━━ Record set

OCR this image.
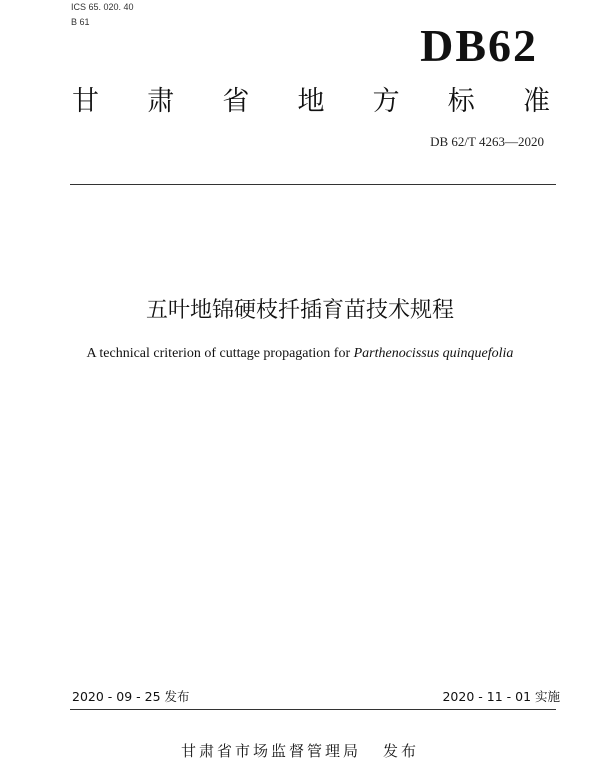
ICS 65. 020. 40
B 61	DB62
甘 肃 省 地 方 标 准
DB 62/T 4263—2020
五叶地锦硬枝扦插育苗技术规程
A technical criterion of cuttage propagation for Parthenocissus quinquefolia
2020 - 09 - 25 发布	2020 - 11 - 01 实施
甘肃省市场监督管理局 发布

━━━━
━━ Record set

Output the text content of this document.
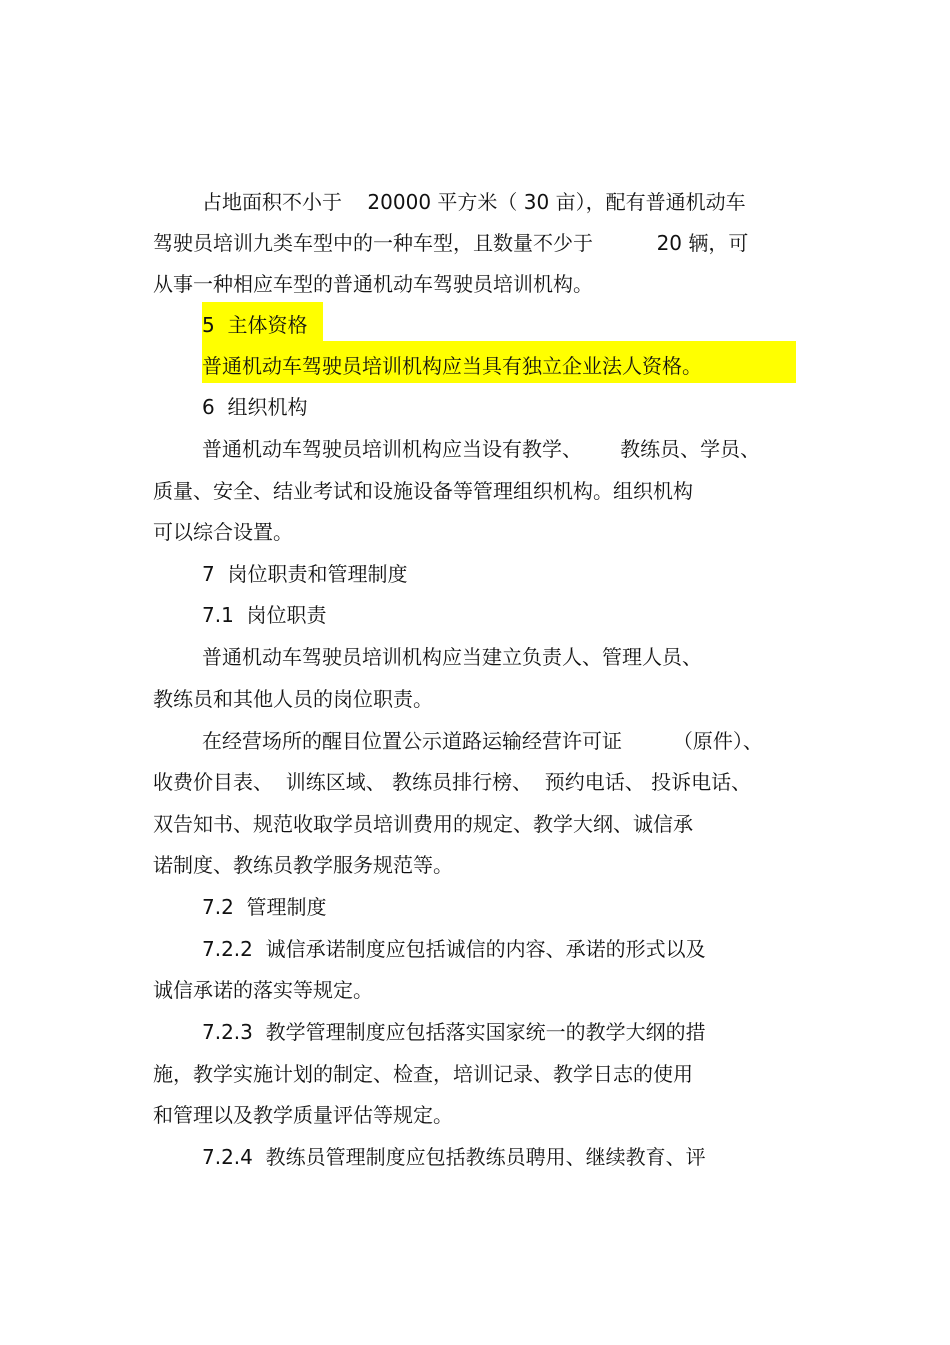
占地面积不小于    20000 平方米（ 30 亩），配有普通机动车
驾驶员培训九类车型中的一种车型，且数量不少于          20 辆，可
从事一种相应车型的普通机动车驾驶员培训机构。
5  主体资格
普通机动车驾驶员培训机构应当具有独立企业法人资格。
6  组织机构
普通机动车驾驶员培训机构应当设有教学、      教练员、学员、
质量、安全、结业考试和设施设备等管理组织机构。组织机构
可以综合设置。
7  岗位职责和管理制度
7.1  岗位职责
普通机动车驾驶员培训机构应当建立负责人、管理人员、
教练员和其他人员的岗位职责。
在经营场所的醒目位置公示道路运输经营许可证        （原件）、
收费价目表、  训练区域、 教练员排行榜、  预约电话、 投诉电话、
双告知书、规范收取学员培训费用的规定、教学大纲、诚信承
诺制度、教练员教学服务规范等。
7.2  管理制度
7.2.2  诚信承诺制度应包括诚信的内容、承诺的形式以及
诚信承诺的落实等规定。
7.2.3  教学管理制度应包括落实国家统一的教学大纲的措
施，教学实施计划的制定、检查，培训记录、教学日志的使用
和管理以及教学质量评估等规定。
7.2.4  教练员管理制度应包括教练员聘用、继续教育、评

━━━━

### [Your goal]
Show all lines above holding "this".

### [Solved exercise]
OCR this image.
Output the text content of this document.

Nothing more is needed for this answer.